* [TASK DESCRIPTION] Please find all lines in the data that hold the string "making" and copy them.

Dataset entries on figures
[start]

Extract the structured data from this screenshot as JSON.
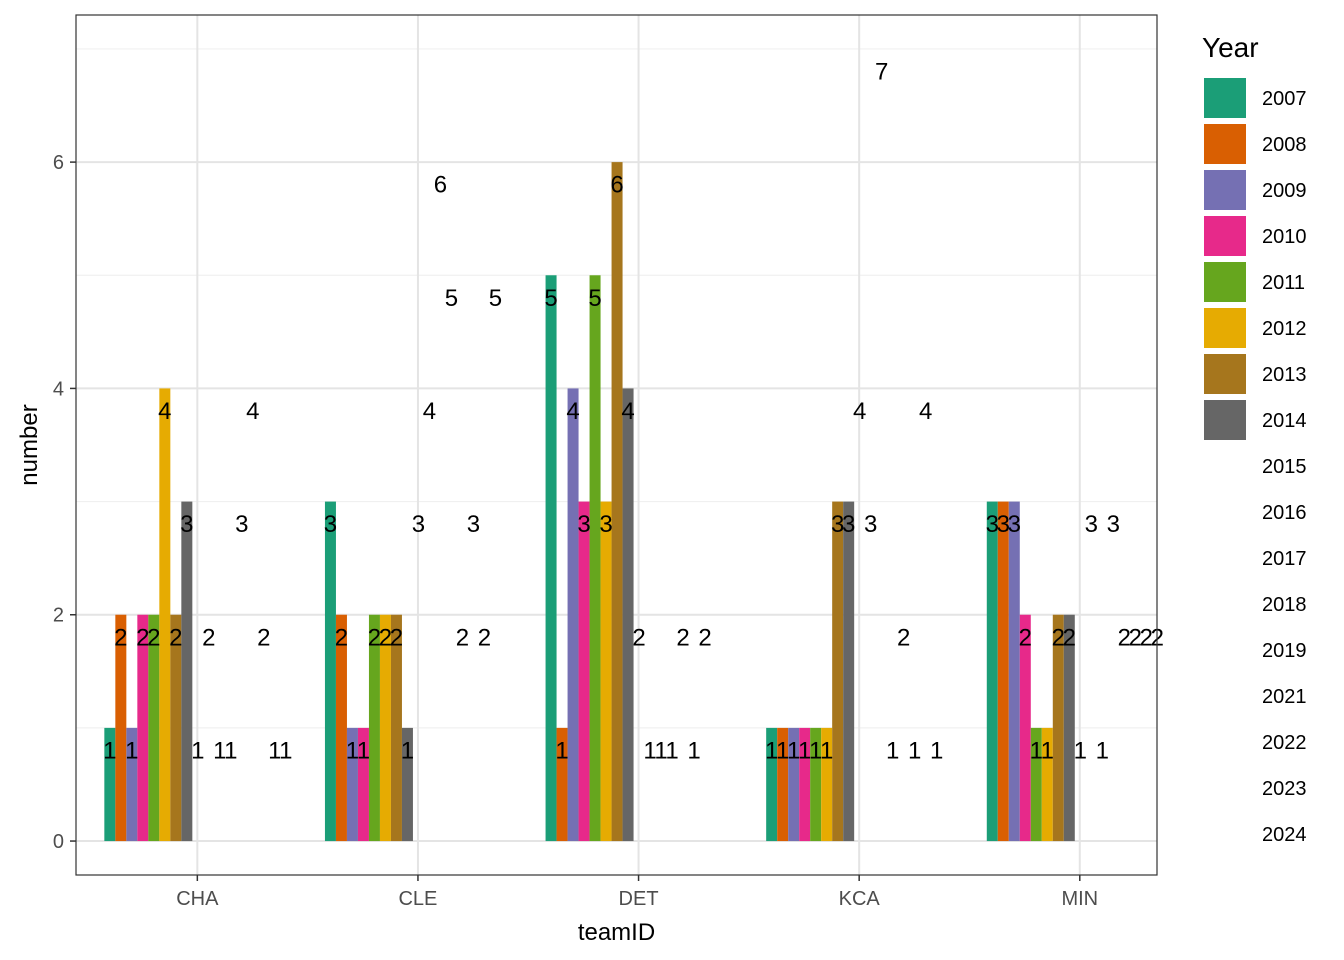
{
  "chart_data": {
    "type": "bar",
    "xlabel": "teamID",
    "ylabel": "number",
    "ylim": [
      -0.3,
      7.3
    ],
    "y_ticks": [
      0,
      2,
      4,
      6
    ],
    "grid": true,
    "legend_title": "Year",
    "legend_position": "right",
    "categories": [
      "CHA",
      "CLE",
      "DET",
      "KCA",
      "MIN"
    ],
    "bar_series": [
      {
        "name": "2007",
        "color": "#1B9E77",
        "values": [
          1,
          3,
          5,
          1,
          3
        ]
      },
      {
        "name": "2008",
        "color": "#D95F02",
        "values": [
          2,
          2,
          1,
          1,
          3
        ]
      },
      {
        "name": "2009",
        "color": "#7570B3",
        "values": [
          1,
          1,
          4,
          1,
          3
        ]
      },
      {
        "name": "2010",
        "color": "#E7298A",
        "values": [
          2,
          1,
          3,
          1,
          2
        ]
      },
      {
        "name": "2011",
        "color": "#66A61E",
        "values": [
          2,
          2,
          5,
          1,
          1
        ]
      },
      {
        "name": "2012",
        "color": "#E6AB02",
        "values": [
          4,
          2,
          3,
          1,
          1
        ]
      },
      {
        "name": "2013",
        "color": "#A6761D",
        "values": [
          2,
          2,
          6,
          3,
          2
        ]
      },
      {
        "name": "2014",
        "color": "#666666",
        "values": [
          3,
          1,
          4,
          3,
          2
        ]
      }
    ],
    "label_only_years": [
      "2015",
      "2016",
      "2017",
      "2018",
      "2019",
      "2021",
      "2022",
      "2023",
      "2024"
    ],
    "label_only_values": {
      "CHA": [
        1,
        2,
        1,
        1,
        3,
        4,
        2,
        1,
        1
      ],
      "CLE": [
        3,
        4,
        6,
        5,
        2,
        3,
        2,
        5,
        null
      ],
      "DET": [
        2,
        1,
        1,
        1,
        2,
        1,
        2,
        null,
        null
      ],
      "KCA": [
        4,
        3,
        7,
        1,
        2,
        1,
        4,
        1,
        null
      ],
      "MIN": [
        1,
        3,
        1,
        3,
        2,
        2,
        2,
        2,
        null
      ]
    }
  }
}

[end]
[start]

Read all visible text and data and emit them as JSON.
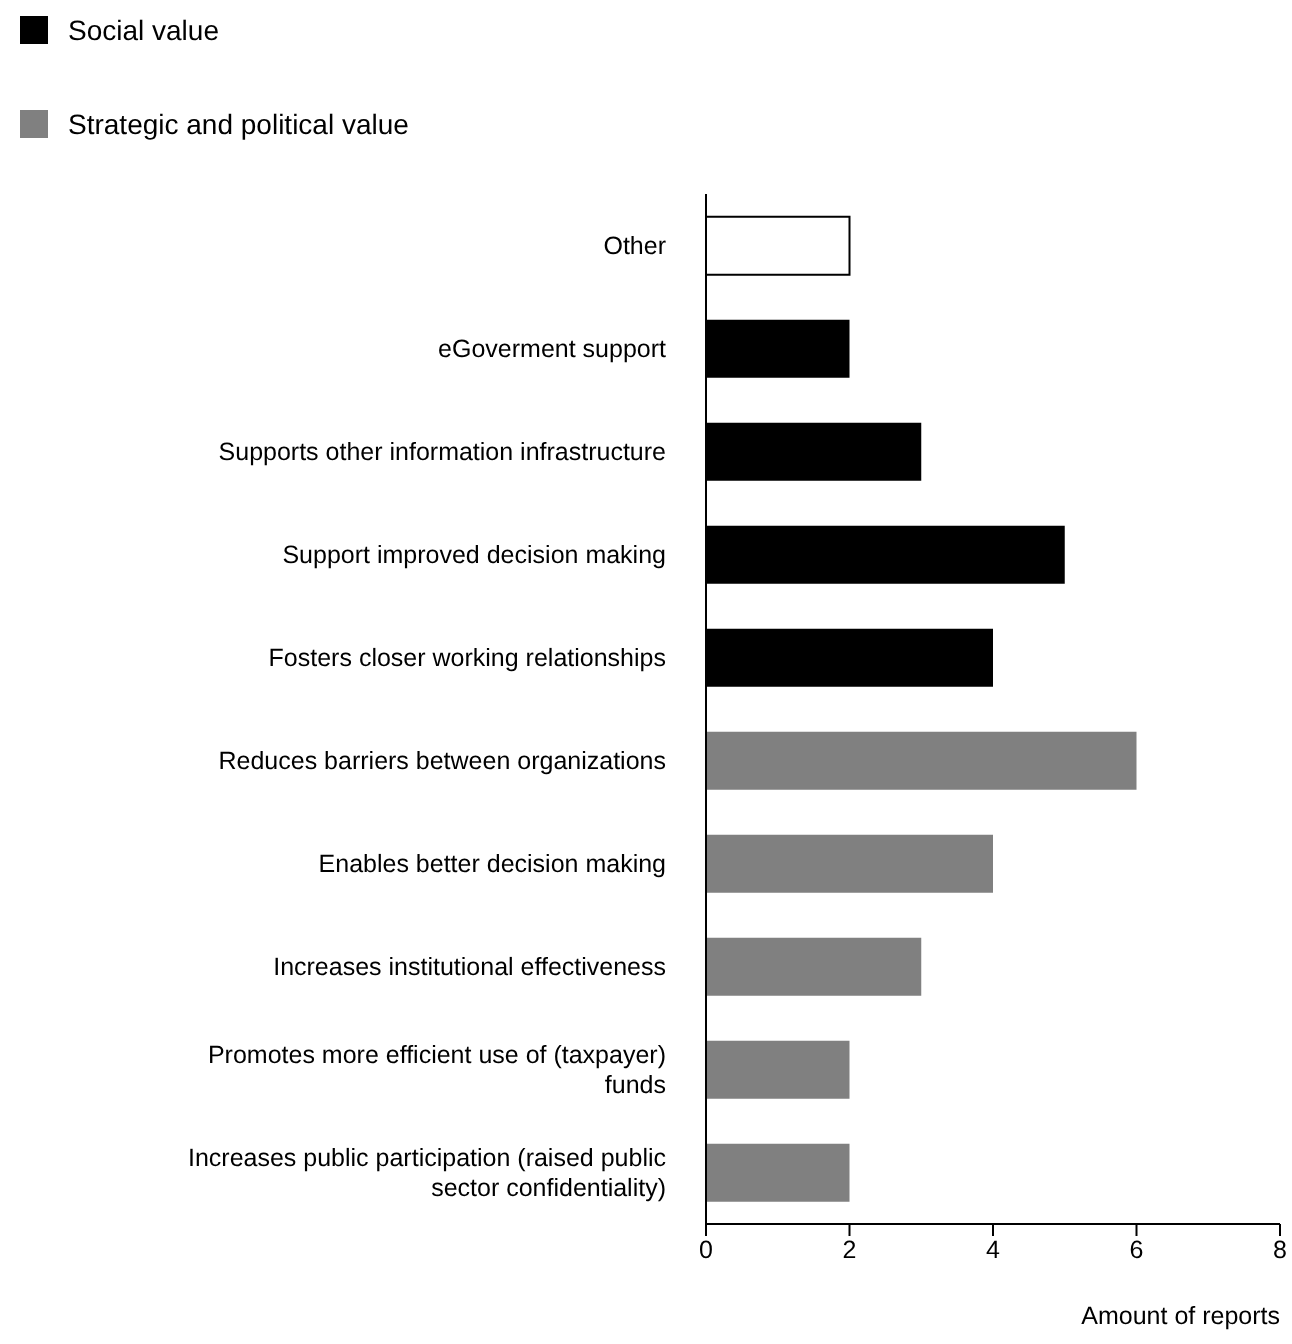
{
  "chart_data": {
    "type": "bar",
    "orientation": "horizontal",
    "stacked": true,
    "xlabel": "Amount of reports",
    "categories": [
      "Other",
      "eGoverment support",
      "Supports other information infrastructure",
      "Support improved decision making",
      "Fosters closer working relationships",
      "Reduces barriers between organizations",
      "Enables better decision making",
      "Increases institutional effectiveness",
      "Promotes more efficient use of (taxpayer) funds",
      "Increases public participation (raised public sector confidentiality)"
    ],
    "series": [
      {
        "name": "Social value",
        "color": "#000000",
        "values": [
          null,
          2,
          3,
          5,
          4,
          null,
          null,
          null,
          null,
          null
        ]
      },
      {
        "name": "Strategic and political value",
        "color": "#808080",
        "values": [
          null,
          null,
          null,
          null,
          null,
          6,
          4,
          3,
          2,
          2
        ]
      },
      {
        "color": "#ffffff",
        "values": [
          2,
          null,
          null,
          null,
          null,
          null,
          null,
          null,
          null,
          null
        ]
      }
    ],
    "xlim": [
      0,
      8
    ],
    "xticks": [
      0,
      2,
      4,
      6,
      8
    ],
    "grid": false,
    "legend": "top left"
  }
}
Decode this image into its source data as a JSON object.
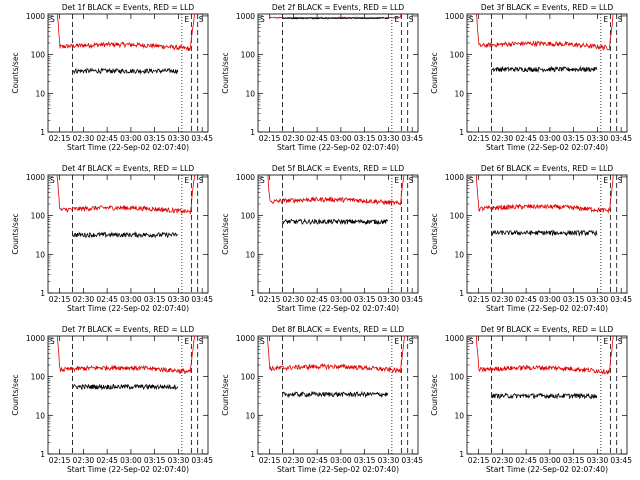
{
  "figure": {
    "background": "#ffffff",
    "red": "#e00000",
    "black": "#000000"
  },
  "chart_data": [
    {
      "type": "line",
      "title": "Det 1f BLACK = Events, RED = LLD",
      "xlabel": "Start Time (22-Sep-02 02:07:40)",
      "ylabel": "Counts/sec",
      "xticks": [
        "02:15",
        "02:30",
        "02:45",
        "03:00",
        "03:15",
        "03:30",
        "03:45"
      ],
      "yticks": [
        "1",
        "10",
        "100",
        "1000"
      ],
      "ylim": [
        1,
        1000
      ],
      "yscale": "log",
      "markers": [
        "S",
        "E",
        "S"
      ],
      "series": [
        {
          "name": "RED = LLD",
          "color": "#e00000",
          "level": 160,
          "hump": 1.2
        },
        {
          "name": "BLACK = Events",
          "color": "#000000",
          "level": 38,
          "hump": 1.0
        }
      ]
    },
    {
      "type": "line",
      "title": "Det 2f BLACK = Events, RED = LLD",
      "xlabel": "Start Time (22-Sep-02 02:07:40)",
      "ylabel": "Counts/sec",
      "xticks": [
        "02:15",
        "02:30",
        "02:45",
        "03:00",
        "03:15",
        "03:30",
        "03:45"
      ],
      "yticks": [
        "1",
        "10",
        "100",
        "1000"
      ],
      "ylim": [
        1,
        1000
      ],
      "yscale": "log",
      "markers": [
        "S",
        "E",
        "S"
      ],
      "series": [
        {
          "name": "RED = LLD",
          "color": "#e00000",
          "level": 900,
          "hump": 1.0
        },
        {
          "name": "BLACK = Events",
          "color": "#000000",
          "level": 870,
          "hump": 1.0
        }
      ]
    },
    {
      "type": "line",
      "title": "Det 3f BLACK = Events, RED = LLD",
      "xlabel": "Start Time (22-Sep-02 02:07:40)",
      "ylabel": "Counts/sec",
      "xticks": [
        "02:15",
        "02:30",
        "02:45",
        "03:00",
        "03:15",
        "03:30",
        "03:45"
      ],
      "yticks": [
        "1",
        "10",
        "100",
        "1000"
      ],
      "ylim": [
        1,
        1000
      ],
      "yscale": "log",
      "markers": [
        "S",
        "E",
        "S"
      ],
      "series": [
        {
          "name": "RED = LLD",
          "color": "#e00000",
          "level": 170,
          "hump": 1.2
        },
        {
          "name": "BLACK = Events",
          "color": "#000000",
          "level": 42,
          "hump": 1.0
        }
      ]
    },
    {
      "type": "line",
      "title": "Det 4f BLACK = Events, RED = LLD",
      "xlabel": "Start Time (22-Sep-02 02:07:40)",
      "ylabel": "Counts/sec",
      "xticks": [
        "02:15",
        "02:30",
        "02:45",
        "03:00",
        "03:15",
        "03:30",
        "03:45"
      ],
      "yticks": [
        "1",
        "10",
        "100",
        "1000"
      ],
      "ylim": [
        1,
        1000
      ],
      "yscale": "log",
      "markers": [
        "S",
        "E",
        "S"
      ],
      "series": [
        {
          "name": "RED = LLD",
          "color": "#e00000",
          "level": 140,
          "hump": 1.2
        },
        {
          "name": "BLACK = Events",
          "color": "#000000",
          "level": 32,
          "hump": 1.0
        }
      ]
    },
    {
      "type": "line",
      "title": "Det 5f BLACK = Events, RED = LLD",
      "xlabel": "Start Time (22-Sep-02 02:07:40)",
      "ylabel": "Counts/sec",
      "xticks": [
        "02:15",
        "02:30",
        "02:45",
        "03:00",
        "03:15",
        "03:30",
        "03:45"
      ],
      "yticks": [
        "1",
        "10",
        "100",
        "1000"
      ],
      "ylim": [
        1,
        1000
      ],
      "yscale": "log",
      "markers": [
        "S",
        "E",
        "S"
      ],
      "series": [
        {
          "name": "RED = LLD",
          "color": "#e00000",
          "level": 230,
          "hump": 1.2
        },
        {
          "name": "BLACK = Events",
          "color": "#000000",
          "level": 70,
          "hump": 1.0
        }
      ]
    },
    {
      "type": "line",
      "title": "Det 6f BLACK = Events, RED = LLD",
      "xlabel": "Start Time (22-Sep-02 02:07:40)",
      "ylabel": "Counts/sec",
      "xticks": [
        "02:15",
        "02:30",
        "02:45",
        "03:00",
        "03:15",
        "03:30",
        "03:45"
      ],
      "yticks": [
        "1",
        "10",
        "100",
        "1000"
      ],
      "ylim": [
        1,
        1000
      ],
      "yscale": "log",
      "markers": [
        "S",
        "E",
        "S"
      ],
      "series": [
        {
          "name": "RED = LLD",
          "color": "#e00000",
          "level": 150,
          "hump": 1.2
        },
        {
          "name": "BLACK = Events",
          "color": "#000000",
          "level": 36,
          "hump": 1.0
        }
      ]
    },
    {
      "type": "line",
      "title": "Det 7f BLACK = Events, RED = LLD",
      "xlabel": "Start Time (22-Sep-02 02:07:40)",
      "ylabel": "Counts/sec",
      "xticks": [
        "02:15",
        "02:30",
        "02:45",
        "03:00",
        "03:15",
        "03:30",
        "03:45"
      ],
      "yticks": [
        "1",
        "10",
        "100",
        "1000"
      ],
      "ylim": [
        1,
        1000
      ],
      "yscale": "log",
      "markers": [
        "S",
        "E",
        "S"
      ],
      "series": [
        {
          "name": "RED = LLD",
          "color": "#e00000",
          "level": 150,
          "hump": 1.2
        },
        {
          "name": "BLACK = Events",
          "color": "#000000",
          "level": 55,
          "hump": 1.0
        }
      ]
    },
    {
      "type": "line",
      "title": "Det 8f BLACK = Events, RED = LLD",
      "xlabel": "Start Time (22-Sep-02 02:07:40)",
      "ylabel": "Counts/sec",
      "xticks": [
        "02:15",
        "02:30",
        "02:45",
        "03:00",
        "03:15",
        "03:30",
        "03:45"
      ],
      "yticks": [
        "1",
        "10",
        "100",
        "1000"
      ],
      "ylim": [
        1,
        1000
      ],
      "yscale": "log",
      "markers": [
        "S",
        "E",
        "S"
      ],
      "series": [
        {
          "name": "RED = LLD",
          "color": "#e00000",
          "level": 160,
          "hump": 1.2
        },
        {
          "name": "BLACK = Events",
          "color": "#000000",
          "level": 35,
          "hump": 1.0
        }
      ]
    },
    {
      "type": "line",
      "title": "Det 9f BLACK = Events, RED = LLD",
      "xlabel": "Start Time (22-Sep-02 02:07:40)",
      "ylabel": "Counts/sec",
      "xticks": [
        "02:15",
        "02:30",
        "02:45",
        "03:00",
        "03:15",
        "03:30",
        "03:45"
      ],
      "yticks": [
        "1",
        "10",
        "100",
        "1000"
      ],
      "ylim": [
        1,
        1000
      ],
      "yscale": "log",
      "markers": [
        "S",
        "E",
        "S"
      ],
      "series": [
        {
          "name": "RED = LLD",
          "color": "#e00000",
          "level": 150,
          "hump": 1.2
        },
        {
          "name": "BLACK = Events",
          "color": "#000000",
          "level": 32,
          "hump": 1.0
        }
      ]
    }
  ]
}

[end]

* [RESPONSE BELOW]
      "Support improved decision making",
      "Enables better decision making",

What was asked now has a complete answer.